### Items:
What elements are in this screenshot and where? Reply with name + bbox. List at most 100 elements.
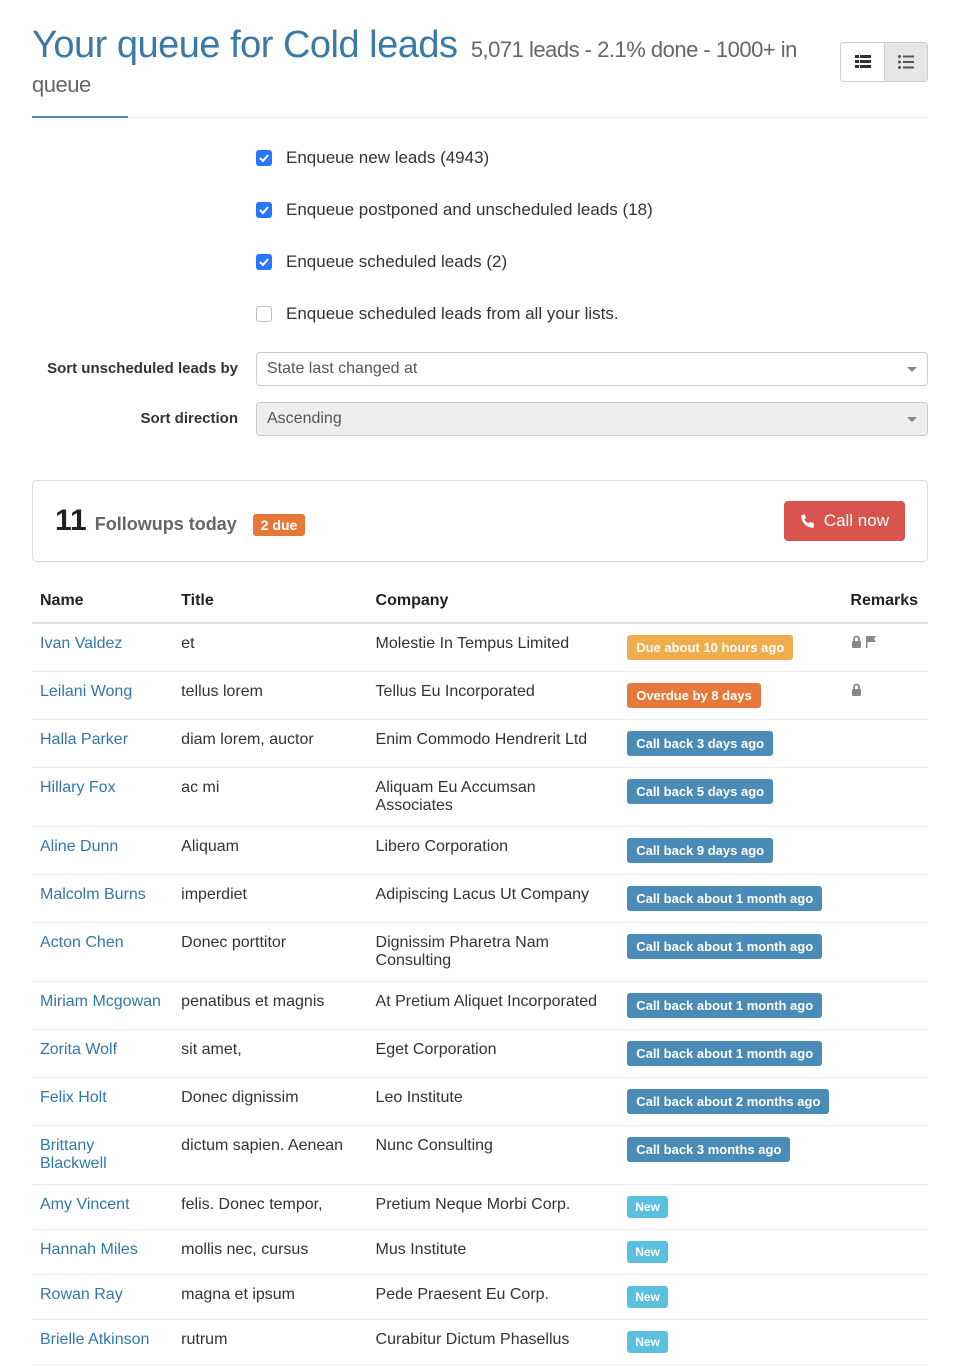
table-header-row: Name Title Company Remarks [32,582,928,623]
lead-company: Enim Commodo Hendrerit Ltd [368,720,620,768]
lead-name-link[interactable]: Hannah Miles [40,1241,138,1258]
lead-title: imperdiet [173,875,367,923]
checkbox-label: Enqueue new leads (4943) [286,148,489,168]
status-badge: Overdue by 8 days [627,683,761,708]
lead-name-link[interactable]: Ivan Valdez [40,635,122,652]
checkbox-row[interactable]: Enqueue postponed and unscheduled leads … [256,200,928,220]
lead-company: Leo Institute [368,1078,620,1126]
checkbox-label: Enqueue postponed and unscheduled leads … [286,200,653,220]
checkbox-checked-icon[interactable] [256,254,272,270]
lead-title: tellus lorem [173,672,367,720]
table-row: Aline Dunn AliquamLibero Corporation Call … [32,827,928,875]
lead-company: At Pretium Aliquet Incorporated [368,982,620,1030]
table-row: Hannah Miles mollis nec, cursusMus Instit… [32,1230,928,1275]
lead-name-link[interactable]: Aline Dunn [40,838,118,855]
lead-name-link[interactable]: Rowan Ray [40,1286,123,1303]
status-badge: New [627,1331,668,1353]
status-badge: Due about 10 hours ago [627,635,793,660]
checkbox-checked-icon[interactable] [256,150,272,166]
lead-title: magna et ipsum [173,1275,367,1320]
col-remarks-header[interactable]: Remarks [842,582,928,623]
sort-direction-select[interactable]: Ascending [256,402,928,436]
page-header: Your queue for Cold leads 5,071 leads - … [32,0,928,118]
status-badge: Call back 3 months ago [627,1137,790,1162]
lead-name-link[interactable]: Brittany Blackwell [40,1137,107,1172]
checkbox-unchecked-icon[interactable] [256,306,272,322]
status-badge: New [627,1241,668,1263]
table-row: Halla Parkerdiam lorem, auctorEnim Commo… [32,720,928,768]
lead-company: Libero Corporation [368,827,620,875]
status-badge: New [627,1196,668,1218]
col-name-header[interactable]: Name [32,582,173,623]
checkbox-row[interactable]: Enqueue new leads (4943) [256,148,928,168]
lead-name-link[interactable]: Leilani Wong [40,683,132,700]
table-row: Hillary Fox ac miAliquam Eu Accumsan Asso… [32,768,928,827]
sort-unscheduled-label: Sort unscheduled leads by [32,352,256,377]
lead-company: Eget Corporation [368,1030,620,1078]
sort-unscheduled-select[interactable]: State last changed at [256,352,928,386]
lead-name-link[interactable]: Brielle Atkinson [40,1331,149,1348]
view-grid-button[interactable] [841,43,884,81]
table-row: Amy Vincent felis. Donec tempor,Pretium N… [32,1185,928,1230]
lead-company: Molestie In Tempus Limited [368,623,620,672]
lead-name-link[interactable]: Miriam Mcgowan [40,993,161,1010]
lead-company: Aliquam Eu Accumsan Associates [368,768,620,827]
title-prefix: Your queue for [32,24,283,66]
lead-name-link[interactable]: Acton Chen [40,934,124,951]
status-badge: Call back 3 days ago [627,731,773,756]
lead-name-link[interactable]: Zorita Wolf [40,1041,117,1058]
table-row: Malcolm BurnsimperdietAdipiscing Lacus U… [32,875,928,923]
status-badge: Call back 9 days ago [627,838,773,863]
status-badge: Call back about 1 month ago [627,993,822,1018]
lead-company: Tellus Eu Incorporated [368,672,620,720]
lead-company: Mus Institute [368,1230,620,1275]
col-title-header[interactable]: Title [173,582,367,623]
followups-text: Followups today [95,514,237,535]
followups-panel: 11 Followups today 2 due Call now [32,480,928,562]
flag-icon [865,635,878,654]
queue-name: Cold leads [283,24,458,66]
lead-name-link[interactable]: Felix Holt [40,1089,107,1106]
sort-direction-label: Sort direction [32,402,256,427]
lead-title: felis. Donec tempor, [173,1185,367,1230]
lead-name-link[interactable]: Malcolm Burns [40,886,146,903]
lead-title: dictum sapien. Aenean [173,1126,367,1185]
sort-unscheduled-value: State last changed at [267,360,417,378]
table-row: Acton Chen Donec porttitorDignissim Phare… [32,923,928,982]
lead-title: mollis nec, cursus [173,1230,367,1275]
lead-title: Aliquam [173,827,367,875]
th-list-icon [855,55,871,69]
queue-options: Enqueue new leads (4943) Enqueue postpone… [32,118,928,462]
table-row: Zorita Wolfsit amet,Eget CorporationCall… [32,1030,928,1078]
chevron-down-icon [907,417,917,422]
lead-company: Pretium Neque Morbi Corp. [368,1185,620,1230]
sort-direction-value: Ascending [267,410,342,428]
lead-name-link[interactable]: Amy Vincent [40,1196,130,1213]
view-list-button[interactable] [884,43,927,81]
remark-icons [850,635,920,654]
lead-title: ac mi [173,768,367,827]
leads-table: Name Title Company Remarks Ivan Valdezet… [32,582,928,1365]
status-badge: New [627,1286,668,1308]
lead-name-link[interactable]: Halla Parker [40,731,128,748]
checkbox-label: Enqueue scheduled leads (2) [286,252,507,272]
lead-company: Dignissim Pharetra Nam Consulting [368,923,620,982]
status-badge: Call back about 1 month ago [627,934,822,959]
followups-count: 11 [55,504,87,538]
table-row: Leilani Wong tellus loremTellus Eu Incorp… [32,672,928,720]
lock-icon [850,683,863,702]
remark-icons [850,683,920,702]
status-badge: Call back about 2 months ago [627,1089,829,1114]
call-now-button[interactable]: Call now [784,501,905,541]
lead-company: Nunc Consulting [368,1126,620,1185]
table-row: Rowan Raymagna et ipsumPede Praesent Eu … [32,1275,928,1320]
checkbox-checked-icon[interactable] [256,202,272,218]
table-row: Brielle AtkinsonrutrumCurabitur Dictum P… [32,1320,928,1365]
checkbox-row[interactable]: Enqueue scheduled leads from all your li… [256,304,928,324]
table-row: Ivan ValdezetMolestie In Tempus LimitedD… [32,623,928,672]
lead-name-link[interactable]: Hillary Fox [40,779,116,796]
checkbox-row[interactable]: Enqueue scheduled leads (2) [256,252,928,272]
table-row: Miriam Mcgowanpenatibus et magnisAt Pret… [32,982,928,1030]
col-company-header[interactable]: Company [368,582,620,623]
lead-title: Donec porttitor [173,923,367,982]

### Task details:
Copy out every line of the records above exactly, but leave out the picture.

### Finished exercise:
What elements are in this screenshot and where? Reply with name + bbox. List at most 100 elements.
table-header-row: Name Title Company Remarks [32,582,928,623]
lead-company: Enim Commodo Hendrerit Ltd [368,720,620,768]
lead-name-link[interactable]: Hannah Miles [40,1241,138,1258]
lead-title: imperdiet [173,875,367,923]
checkbox-label: Enqueue new leads (4943) [286,148,489,168]
status-badge: Overdue by 8 days [627,683,761,708]
lead-name-link[interactable]: Ivan Valdez [40,635,122,652]
checkbox-row[interactable]: Enqueue postponed and unscheduled leads … [256,200,928,220]
lead-company: Leo Institute [368,1078,620,1126]
checkbox-label: Enqueue postponed and unscheduled leads … [286,200,653,220]
checkbox-checked-icon[interactable] [256,254,272,270]
lead-title: tellus lorem [173,672,367,720]
table-row: Aline Dunn AliquamLibero Corporation Call … [32,827,928,875]
lead-company: At Pretium Aliquet Incorporated [368,982,620,1030]
table-row: Hannah Miles mollis nec, cursusMus Instit… [32,1230,928,1275]
lead-name-link[interactable]: Aline Dunn [40,838,118,855]
lead-name-link[interactable]: Rowan Ray [40,1286,123,1303]
status-badge: New [627,1331,668,1353]
status-badge: Due about 10 hours ago [627,635,793,660]
checkbox-checked-icon[interactable] [256,150,272,166]
lead-title: magna et ipsum [173,1275,367,1320]
col-remarks-header[interactable]: Remarks [842,582,928,623]
sort-direction-select[interactable]: Ascending [256,402,928,436]
page-header: Your queue for Cold leads 5,071 leads - … [32,0,928,118]
status-badge: Call back 3 months ago [627,1137,790,1162]
lead-name-link[interactable]: Brittany Blackwell [40,1137,107,1172]
checkbox-unchecked-icon[interactable] [256,306,272,322]
status-badge: New [627,1241,668,1263]
table-row: Halla Parkerdiam lorem, auctorEnim Commo… [32,720,928,768]
lead-company: Libero Corporation [368,827,620,875]
status-badge: New [627,1196,668,1218]
col-name-header[interactable]: Name [32,582,173,623]
checkbox-row[interactable]: Enqueue new leads (4943) [256,148,928,168]
lead-name-link[interactable]: Leilani Wong [40,683,132,700]
table-row: Hillary Fox ac miAliquam Eu Accumsan Asso… [32,768,928,827]
sort-unscheduled-label: Sort unscheduled leads by [32,352,256,377]
lead-company: Eget Corporation [368,1030,620,1078]
sort-unscheduled-select[interactable]: State last changed at [256,352,928,386]
lead-name-link[interactable]: Brielle Atkinson [40,1331,149,1348]
view-grid-button[interactable] [841,43,884,81]
table-row: Amy Vincent felis. Donec tempor,Pretium N… [32,1185,928,1230]
lead-company: Molestie In Tempus Limited [368,623,620,672]
lead-name-link[interactable]: Miriam Mcgowan [40,993,161,1010]
lead-company: Aliquam Eu Accumsan Associates [368,768,620,827]
title-prefix: Your queue for [32,24,283,66]
lead-name-link[interactable]: Acton Chen [40,934,124,951]
status-badge: Call back 3 days ago [627,731,773,756]
lead-name-link[interactable]: Zorita Wolf [40,1041,117,1058]
table-row: Malcolm BurnsimperdietAdipiscing Lacus U… [32,875,928,923]
status-badge: Call back 9 days ago [627,838,773,863]
status-badge: Call back about 1 month ago [627,993,822,1018]
lead-company: Tellus Eu Incorporated [368,672,620,720]
lead-company: Mus Institute [368,1230,620,1275]
col-title-header[interactable]: Title [173,582,367,623]
followups-text: Followups today [95,514,237,535]
followups-panel: 11 Followups today 2 due Call now [32,480,928,562]
flag-icon [865,635,878,654]
queue-name: Cold leads [283,24,458,66]
lead-name-link[interactable]: Felix Holt [40,1089,107,1106]
sort-direction-label: Sort direction [32,402,256,427]
lead-title: felis. Donec tempor, [173,1185,367,1230]
lead-name-link[interactable]: Malcolm Burns [40,886,146,903]
lead-title: dictum sapien. Aenean [173,1126,367,1185]
sort-unscheduled-value: State last changed at [267,360,417,378]
table-row: Acton Chen Donec porttitorDignissim Phare… [32,923,928,982]
lead-title: mollis nec, cursus [173,1230,367,1275]
lead-title: Aliquam [173,827,367,875]
th-list-icon [855,55,871,69]
queue-options: Enqueue new leads (4943) Enqueue postpone… [32,118,928,462]
table-row: Zorita Wolfsit amet,Eget CorporationCall… [32,1030,928,1078]
chevron-down-icon [907,417,917,422]
lead-company: Pretium Neque Morbi Corp. [368,1185,620,1230]
sort-direction-value: Ascending [267,410,342,428]
lead-name-link[interactable]: Amy Vincent [40,1196,130,1213]
view-list-button[interactable] [884,43,927,81]
remark-icons [850,635,920,654]
lead-title: ac mi [173,768,367,827]
leads-table: Name Title Company Remarks Ivan Valdezet… [32,582,928,1365]
status-badge: New [627,1286,668,1308]
lead-name-link[interactable]: Halla Parker [40,731,128,748]
checkbox-label: Enqueue scheduled leads (2) [286,252,507,272]
lead-company: Dignissim Pharetra Nam Consulting [368,923,620,982]
status-badge: Call back about 1 month ago [627,934,822,959]
followups-count: 11 [55,504,87,538]
table-row: Leilani Wong tellus loremTellus Eu Incorp… [32,672,928,720]
lock-icon [850,683,863,702]
remark-icons [850,683,920,702]
status-badge: Call back about 2 months ago [627,1089,829,1114]
call-now-button[interactable]: Call now [784,501,905,541]
lead-company: Nunc Consulting [368,1126,620,1185]
table-row: Rowan Raymagna et ipsumPede Praesent Eu … [32,1275,928,1320]
checkbox-checked-icon[interactable] [256,202,272,218]
table-row: Brielle AtkinsonrutrumCurabitur Dictum P… [32,1320,928,1365]
checkbox-row[interactable]: Enqueue scheduled leads from all your li… [256,304,928,324]
table-row: Ivan ValdezetMolestie In Tempus LimitedD… [32,623,928,672]
lead-name-link[interactable]: Hillary Fox [40,779,116,796]
checkbox-row[interactable]: Enqueue scheduled leads (2) [256,252,928,272]
table-row: Miriam Mcgowanpenatibus et magnisAt Pret… [32,982,928,1030]
col-company-header[interactable]: Company [368,582,620,623]
lead-title: Donec porttitor [173,923,367,982]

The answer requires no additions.